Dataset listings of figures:
-*-*-

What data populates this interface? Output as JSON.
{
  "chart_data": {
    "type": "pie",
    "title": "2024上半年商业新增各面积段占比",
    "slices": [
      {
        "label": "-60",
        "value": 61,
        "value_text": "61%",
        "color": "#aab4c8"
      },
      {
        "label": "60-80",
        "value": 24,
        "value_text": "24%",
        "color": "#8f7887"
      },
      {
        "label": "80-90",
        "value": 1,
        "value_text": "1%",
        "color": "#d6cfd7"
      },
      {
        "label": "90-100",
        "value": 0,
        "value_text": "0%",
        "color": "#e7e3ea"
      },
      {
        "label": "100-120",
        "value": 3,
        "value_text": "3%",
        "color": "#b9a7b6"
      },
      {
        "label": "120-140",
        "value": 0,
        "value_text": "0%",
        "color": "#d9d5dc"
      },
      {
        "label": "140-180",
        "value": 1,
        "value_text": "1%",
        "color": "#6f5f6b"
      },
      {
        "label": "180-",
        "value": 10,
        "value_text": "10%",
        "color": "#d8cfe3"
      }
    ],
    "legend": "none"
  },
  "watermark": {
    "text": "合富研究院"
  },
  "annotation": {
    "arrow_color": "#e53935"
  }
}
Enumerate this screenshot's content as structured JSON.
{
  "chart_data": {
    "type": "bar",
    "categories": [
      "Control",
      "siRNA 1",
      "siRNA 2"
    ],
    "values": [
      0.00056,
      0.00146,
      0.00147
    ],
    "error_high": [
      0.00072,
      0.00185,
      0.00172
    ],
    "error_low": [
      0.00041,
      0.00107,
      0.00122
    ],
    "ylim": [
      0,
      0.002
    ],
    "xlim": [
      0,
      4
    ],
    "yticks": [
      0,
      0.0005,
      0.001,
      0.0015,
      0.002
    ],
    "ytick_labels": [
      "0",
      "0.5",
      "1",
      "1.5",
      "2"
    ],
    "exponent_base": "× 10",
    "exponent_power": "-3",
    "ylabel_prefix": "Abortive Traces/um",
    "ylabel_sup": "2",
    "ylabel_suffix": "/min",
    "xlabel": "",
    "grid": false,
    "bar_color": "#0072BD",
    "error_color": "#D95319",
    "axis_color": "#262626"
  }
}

-*-*-

REQUEST ▸ From the records above, please extract every line and repeat it exactly.

ANSWER TO THE PROBLEM ▸
What data populates this interface? Output as JSON.
{
  "chart_data": {
    "type": "pie",
    "title": "2024上半年商业新增各面积段占比",
    "slices": [
      {
        "label": "-60",
        "value": 61,
        "value_text": "61%",
        "color": "#aab4c8"
      },
      {
        "label": "60-80",
        "value": 24,
        "value_text": "24%",
        "color": "#8f7887"
      },
      {
        "label": "80-90",
        "value": 1,
        "value_text": "1%",
        "color": "#d6cfd7"
      },
      {
        "label": "90-100",
        "value": 0,
        "value_text": "0%",
        "color": "#e7e3ea"
      },
      {
        "label": "100-120",
        "value": 3,
        "value_text": "3%",
        "color": "#b9a7b6"
      },
      {
        "label": "120-140",
        "value": 0,
        "value_text": "0%",
        "color": "#d9d5dc"
      },
      {
        "label": "140-180",
        "value": 1,
        "value_text": "1%",
        "color": "#6f5f6b"
      },
      {
        "label": "180-",
        "value": 10,
        "value_text": "10%",
        "color": "#d8cfe3"
      }
    ],
    "legend": "none"
  },
  "watermark": {
    "text": "合富研究院"
  },
  "annotation": {
    "arrow_color": "#e53935"
  }
}
Enumerate this screenshot's content as structured JSON.
{
  "chart_data": {
    "type": "bar",
    "categories": [
      "Control",
      "siRNA 1",
      "siRNA 2"
    ],
    "values": [
      0.00056,
      0.00146,
      0.00147
    ],
    "error_high": [
      0.00072,
      0.00185,
      0.00172
    ],
    "error_low": [
      0.00041,
      0.00107,
      0.00122
    ],
    "ylim": [
      0,
      0.002
    ],
    "xlim": [
      0,
      4
    ],
    "yticks": [
      0,
      0.0005,
      0.001,
      0.0015,
      0.002
    ],
    "ytick_labels": [
      "0",
      "0.5",
      "1",
      "1.5",
      "2"
    ],
    "exponent_base": "× 10",
    "exponent_power": "-3",
    "ylabel_prefix": "Abortive Traces/um",
    "ylabel_sup": "2",
    "ylabel_suffix": "/min",
    "xlabel": "",
    "grid": false,
    "bar_color": "#0072BD",
    "error_color": "#D95319",
    "axis_color": "#262626"
  }
}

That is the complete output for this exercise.